Task prompt →
Every line that holds the string "διανυσματικῆς" is to be identified and copied.

** START OF Data records **

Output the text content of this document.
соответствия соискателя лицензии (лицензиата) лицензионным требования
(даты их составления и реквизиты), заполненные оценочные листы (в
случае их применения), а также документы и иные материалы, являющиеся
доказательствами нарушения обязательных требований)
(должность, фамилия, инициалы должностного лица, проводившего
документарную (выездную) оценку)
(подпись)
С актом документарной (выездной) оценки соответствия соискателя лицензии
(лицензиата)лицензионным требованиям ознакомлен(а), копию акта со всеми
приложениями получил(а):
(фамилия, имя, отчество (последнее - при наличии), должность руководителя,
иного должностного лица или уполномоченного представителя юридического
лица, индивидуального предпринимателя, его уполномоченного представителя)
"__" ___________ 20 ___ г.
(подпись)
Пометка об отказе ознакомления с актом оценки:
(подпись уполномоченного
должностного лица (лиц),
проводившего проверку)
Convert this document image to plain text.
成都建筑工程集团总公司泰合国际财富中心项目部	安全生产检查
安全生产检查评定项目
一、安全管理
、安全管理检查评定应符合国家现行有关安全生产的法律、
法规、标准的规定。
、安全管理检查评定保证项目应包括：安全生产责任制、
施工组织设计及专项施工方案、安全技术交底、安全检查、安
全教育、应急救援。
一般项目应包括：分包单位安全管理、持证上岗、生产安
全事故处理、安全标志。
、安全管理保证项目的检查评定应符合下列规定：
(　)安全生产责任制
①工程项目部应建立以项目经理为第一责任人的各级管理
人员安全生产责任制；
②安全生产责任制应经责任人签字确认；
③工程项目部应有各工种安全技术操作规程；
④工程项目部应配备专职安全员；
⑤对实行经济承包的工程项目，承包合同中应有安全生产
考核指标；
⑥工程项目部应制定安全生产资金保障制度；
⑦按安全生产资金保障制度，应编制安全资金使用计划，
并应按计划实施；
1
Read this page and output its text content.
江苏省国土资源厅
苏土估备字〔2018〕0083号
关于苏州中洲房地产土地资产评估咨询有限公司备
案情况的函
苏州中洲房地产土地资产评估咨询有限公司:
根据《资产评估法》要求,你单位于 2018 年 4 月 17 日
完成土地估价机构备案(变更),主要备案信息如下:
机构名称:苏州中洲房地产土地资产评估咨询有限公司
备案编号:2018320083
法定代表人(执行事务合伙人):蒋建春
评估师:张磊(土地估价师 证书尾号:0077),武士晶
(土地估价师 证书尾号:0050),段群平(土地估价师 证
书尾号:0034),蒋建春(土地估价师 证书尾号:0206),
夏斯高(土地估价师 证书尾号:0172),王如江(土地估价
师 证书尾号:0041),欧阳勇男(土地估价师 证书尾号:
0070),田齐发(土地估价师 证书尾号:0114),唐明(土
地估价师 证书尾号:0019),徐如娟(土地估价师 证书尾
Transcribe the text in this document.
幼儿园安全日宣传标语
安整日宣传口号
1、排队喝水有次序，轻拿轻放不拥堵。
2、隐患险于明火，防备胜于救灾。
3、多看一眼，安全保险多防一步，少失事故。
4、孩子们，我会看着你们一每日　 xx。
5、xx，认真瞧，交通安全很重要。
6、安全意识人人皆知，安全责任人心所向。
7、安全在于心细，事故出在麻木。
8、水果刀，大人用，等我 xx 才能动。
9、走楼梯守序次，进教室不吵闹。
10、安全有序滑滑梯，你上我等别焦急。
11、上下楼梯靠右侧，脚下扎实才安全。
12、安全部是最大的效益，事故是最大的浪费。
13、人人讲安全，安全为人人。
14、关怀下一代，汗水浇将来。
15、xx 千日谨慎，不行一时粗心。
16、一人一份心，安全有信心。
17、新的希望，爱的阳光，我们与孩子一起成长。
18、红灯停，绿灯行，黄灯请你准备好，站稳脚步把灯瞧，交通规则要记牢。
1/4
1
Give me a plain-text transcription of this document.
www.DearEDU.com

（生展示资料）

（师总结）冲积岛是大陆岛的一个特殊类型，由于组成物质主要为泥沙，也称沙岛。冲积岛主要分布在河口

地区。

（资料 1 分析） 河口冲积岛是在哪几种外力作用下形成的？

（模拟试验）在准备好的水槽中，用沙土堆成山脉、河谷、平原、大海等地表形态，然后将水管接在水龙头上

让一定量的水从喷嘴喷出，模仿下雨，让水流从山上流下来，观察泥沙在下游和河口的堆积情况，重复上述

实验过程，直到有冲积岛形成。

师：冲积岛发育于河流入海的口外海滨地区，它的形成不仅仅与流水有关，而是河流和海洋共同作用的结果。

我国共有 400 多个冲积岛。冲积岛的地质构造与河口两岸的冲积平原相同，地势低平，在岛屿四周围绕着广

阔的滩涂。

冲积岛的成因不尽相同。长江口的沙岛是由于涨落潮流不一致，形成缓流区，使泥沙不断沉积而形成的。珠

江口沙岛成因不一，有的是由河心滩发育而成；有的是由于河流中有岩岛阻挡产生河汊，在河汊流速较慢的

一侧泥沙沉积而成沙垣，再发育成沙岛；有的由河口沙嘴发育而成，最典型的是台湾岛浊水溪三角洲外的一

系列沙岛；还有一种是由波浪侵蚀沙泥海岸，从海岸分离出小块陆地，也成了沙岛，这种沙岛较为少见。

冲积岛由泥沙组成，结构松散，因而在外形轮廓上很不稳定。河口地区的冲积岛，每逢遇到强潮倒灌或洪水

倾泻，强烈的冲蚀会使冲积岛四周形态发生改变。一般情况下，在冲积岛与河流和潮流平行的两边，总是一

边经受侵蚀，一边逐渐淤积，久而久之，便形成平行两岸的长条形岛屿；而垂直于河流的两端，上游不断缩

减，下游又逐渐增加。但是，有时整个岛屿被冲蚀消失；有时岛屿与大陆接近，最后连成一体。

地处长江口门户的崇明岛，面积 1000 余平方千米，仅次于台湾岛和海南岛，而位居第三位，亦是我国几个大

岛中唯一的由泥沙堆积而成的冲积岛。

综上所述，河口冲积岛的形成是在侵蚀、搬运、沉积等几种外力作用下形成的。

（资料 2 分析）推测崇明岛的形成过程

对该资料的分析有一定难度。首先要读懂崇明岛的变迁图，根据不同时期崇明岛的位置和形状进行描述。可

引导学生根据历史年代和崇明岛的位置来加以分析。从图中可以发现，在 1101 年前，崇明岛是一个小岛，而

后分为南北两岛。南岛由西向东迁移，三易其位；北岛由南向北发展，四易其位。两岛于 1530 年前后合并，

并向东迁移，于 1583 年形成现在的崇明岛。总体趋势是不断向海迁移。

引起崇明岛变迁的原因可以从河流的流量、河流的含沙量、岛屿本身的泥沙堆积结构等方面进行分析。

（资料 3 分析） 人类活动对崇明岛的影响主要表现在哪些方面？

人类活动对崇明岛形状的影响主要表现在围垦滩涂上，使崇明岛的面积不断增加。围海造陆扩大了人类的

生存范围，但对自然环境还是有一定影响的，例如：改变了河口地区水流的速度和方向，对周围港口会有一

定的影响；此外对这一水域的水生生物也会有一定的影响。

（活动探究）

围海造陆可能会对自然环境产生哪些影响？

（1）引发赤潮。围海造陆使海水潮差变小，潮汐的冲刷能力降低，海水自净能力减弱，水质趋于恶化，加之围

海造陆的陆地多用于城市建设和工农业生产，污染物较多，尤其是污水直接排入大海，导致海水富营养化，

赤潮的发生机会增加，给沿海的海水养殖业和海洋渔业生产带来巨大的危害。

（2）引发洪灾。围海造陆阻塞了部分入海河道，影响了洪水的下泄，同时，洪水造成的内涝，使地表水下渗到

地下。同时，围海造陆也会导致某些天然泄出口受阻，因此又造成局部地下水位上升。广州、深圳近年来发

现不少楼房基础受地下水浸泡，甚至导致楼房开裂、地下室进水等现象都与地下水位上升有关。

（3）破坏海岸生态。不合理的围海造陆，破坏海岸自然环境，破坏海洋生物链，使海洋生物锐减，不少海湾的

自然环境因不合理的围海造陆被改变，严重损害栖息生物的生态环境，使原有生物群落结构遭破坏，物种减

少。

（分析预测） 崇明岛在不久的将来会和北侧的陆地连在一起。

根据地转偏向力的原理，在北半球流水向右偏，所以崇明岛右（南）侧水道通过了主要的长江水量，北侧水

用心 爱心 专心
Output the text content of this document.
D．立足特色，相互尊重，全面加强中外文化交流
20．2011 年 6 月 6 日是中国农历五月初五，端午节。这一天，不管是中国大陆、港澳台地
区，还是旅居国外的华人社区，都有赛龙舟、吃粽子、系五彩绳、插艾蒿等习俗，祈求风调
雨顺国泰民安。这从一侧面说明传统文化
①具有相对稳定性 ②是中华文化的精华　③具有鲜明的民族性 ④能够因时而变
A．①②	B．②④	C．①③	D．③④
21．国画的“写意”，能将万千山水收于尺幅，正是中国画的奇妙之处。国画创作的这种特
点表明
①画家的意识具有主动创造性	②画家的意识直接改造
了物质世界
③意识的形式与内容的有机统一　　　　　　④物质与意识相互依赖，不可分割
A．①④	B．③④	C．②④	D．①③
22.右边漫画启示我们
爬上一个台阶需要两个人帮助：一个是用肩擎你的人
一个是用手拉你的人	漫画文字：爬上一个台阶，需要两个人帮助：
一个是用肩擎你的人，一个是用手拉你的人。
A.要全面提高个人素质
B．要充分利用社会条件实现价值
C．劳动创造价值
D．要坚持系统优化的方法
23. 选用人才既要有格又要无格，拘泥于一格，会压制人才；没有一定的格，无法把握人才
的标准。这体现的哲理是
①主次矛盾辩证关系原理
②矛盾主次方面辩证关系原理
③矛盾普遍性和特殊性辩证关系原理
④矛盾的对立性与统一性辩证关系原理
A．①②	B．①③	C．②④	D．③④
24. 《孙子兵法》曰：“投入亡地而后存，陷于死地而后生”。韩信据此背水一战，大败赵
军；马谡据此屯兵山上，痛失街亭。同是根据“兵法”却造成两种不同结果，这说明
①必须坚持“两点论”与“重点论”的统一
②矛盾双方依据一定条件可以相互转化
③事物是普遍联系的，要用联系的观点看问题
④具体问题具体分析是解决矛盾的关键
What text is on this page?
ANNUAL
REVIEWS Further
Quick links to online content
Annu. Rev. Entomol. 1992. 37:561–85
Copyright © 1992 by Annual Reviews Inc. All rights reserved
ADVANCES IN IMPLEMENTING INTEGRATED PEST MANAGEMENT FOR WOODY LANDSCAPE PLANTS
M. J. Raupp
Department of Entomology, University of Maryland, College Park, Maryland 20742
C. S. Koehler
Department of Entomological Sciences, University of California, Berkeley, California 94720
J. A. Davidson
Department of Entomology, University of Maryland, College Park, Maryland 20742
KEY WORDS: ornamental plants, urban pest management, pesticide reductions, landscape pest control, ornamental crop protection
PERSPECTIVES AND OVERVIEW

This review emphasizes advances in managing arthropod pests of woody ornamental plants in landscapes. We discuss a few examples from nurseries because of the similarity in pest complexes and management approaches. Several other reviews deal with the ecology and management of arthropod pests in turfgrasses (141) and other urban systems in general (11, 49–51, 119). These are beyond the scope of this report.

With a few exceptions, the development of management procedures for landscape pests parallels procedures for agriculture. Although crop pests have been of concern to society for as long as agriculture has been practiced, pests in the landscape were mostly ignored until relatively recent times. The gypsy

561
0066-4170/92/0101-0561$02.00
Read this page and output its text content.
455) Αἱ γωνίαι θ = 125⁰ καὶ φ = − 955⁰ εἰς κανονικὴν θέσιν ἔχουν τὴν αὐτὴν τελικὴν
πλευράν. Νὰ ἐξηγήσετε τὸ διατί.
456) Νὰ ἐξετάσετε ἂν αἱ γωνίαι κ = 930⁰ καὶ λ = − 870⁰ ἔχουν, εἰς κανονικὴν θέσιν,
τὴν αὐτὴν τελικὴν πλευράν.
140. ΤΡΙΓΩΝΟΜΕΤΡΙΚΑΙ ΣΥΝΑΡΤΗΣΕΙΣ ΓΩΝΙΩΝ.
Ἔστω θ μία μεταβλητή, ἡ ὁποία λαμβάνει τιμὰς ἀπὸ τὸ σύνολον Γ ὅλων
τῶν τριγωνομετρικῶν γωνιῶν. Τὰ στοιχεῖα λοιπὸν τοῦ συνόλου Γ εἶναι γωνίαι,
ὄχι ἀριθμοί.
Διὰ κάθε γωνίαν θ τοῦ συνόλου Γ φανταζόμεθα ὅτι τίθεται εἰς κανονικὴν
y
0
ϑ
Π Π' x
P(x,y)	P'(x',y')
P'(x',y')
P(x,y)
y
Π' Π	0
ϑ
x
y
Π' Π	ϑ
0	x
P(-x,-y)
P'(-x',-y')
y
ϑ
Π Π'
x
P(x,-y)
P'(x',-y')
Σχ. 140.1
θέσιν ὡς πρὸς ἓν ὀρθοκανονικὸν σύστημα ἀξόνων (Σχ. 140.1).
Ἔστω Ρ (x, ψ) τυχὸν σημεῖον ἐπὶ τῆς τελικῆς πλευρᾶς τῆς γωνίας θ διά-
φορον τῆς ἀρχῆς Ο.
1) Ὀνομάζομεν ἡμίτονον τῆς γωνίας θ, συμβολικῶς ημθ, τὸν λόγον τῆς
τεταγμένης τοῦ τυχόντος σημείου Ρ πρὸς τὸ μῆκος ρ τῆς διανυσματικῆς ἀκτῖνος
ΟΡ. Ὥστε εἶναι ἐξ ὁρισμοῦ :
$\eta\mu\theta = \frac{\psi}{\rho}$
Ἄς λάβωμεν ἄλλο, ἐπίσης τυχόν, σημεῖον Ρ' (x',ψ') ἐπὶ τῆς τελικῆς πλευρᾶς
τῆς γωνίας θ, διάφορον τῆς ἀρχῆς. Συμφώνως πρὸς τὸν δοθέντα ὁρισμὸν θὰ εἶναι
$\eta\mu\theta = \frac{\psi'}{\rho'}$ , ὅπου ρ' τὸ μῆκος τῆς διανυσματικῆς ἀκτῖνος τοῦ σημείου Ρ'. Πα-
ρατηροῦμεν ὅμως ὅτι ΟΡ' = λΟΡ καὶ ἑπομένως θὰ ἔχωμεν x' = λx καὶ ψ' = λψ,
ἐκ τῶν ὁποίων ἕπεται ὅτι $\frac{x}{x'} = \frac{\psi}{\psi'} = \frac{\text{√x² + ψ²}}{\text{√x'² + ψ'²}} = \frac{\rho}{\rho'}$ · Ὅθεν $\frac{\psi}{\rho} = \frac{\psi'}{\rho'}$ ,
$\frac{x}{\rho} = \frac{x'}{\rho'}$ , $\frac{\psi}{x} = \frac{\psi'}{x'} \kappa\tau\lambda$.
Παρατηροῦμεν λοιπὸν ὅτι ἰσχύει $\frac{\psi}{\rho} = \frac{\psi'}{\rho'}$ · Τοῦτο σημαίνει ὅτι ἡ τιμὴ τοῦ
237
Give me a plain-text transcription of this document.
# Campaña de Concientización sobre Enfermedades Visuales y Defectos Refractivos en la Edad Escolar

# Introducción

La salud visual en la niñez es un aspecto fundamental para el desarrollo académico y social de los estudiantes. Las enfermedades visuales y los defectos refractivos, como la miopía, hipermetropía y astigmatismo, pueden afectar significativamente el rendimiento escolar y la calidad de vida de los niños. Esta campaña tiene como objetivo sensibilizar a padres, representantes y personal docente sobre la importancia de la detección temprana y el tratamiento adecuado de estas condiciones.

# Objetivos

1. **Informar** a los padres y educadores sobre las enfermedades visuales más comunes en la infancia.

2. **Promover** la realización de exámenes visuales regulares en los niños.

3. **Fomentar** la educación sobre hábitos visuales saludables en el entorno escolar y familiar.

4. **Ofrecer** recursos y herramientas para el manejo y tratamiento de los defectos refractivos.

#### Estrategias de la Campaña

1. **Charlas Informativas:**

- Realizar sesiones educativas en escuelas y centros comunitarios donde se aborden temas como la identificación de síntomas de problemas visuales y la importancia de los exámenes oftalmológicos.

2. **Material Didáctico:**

** END OF Data records **

Solution to this task →
τεταγμένης τοῦ τυχόντος σημείου Ρ πρὸς τὸ μῆκος ρ τῆς διανυσματικῆς ἀκτῖνος
$\eta\mu\theta = \frac{\psi'}{\rho'}$ , ὅπου ρ' τὸ μῆκος τῆς διανυσματικῆς ἀκτῖνος τοῦ σημείου Ρ'. Πα-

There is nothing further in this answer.